**Directions:** Which lines in the records below contain the word "value"? Copy each of them.

**Data supplied:**

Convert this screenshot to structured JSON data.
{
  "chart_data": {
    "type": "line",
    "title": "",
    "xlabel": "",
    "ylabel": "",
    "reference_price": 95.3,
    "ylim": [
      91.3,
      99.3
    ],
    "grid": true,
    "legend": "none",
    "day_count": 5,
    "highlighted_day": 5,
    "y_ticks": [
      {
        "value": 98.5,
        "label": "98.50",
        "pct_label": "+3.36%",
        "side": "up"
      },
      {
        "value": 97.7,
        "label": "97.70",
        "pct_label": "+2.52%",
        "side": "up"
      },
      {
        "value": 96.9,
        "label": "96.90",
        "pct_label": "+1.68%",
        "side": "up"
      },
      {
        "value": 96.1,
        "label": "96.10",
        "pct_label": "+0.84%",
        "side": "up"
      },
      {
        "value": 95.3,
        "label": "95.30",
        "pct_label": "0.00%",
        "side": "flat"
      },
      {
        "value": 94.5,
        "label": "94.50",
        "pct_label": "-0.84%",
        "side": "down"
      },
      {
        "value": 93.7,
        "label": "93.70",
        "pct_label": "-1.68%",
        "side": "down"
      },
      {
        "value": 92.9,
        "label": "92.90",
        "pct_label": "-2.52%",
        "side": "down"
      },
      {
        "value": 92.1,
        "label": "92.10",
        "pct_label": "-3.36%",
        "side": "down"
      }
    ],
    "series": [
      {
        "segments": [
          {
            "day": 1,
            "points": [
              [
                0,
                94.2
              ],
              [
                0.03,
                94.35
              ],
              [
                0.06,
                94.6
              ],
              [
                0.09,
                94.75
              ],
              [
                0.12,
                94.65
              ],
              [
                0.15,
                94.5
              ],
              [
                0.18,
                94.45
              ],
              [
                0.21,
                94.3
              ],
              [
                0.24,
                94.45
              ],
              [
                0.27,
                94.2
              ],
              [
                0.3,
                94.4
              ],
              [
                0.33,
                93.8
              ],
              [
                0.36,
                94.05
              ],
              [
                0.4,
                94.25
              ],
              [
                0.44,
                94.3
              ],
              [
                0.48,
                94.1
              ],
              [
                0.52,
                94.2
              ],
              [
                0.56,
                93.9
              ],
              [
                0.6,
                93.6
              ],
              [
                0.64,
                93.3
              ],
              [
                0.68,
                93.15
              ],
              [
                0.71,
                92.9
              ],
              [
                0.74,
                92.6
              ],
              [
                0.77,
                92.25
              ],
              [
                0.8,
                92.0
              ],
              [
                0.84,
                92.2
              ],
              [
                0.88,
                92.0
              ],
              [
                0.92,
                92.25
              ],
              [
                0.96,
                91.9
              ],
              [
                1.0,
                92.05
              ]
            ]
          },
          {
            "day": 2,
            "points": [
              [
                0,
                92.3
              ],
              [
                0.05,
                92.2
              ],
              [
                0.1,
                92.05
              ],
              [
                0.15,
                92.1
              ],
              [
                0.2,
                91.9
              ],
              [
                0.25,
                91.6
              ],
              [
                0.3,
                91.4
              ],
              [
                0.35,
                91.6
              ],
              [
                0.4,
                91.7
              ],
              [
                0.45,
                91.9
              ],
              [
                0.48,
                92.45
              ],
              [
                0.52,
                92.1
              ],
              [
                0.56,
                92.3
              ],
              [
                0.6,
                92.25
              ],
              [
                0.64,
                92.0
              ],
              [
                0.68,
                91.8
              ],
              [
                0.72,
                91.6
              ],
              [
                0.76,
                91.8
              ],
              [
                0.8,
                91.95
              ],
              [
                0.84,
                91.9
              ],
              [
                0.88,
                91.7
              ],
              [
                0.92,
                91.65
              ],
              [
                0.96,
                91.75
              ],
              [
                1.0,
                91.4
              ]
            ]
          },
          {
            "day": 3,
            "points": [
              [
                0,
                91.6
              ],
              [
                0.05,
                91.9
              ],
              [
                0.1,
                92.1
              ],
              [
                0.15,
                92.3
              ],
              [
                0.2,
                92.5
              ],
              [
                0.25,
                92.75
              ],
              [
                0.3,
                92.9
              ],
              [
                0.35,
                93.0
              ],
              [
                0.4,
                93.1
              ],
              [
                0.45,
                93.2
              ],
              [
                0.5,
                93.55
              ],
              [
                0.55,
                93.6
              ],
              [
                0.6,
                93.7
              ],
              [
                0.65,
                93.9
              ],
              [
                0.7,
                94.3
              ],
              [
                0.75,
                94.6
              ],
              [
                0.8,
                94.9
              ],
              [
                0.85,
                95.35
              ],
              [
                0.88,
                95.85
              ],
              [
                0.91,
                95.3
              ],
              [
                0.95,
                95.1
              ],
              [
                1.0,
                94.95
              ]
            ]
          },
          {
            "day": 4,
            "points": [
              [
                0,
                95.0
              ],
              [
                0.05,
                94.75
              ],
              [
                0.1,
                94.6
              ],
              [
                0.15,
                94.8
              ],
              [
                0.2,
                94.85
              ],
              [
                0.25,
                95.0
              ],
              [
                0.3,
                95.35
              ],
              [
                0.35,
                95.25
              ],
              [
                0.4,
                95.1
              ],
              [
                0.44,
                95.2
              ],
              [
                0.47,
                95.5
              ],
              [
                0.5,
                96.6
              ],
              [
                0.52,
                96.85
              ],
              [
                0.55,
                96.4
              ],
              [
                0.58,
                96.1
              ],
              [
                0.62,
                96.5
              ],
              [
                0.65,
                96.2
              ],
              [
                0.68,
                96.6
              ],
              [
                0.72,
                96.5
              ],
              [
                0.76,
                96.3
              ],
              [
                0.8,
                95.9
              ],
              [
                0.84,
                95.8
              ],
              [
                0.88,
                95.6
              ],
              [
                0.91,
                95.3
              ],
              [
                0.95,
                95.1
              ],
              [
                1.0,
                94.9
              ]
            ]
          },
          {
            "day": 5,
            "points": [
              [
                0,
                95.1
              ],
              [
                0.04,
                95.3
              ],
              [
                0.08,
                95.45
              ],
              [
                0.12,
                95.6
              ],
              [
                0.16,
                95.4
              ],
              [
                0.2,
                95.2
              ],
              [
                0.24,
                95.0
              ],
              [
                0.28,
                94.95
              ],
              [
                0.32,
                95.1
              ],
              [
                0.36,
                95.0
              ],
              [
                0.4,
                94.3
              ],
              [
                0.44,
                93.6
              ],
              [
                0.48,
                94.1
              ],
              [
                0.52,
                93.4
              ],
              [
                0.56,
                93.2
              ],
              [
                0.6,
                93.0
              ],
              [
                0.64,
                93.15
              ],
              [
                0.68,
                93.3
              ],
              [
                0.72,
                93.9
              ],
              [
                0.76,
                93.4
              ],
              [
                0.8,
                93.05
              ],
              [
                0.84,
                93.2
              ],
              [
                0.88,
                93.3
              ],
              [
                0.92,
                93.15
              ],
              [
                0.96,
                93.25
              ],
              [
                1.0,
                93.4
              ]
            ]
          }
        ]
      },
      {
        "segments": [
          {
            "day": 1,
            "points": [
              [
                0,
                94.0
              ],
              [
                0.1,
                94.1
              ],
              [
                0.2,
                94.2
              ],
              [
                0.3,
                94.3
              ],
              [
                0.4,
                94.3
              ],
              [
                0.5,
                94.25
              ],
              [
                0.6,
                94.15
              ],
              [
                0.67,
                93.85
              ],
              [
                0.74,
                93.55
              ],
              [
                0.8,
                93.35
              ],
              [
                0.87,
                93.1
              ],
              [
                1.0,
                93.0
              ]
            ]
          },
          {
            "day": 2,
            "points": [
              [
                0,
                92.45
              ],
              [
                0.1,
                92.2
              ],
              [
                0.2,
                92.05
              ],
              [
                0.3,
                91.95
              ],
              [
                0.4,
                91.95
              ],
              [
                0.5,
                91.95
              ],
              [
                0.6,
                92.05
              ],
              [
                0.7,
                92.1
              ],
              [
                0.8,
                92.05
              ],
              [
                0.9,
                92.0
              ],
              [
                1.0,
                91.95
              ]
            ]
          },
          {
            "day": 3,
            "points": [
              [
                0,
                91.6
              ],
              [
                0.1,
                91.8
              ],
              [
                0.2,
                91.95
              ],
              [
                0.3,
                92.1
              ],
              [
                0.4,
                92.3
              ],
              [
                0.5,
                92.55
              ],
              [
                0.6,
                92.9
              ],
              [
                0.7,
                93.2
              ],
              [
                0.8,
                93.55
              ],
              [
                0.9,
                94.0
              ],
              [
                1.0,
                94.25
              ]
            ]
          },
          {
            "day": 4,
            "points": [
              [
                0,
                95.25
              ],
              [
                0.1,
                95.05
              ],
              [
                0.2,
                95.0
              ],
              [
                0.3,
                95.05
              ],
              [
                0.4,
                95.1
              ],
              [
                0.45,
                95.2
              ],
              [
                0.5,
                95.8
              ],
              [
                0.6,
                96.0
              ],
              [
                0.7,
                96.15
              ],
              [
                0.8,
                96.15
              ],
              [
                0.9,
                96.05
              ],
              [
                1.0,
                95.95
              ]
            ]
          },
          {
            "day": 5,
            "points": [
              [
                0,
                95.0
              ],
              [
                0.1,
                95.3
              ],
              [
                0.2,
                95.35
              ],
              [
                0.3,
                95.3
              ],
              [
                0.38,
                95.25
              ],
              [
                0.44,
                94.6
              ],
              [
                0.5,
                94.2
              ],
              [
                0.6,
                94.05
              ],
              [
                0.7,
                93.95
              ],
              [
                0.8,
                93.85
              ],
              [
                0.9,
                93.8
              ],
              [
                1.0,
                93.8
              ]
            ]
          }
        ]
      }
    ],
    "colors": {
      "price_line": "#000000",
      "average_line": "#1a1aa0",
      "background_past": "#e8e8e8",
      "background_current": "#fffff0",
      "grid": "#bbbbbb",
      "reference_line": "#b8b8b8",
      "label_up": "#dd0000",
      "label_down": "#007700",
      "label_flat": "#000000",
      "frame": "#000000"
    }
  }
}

**Completed exercise:**
        "value": 98.5,
        "value": 97.7,
        "value": 96.9,
        "value": 96.1,
        "value": 95.3,
        "value": 94.5,
        "value": 93.7,
        "value": 92.9,
        "value": 92.1,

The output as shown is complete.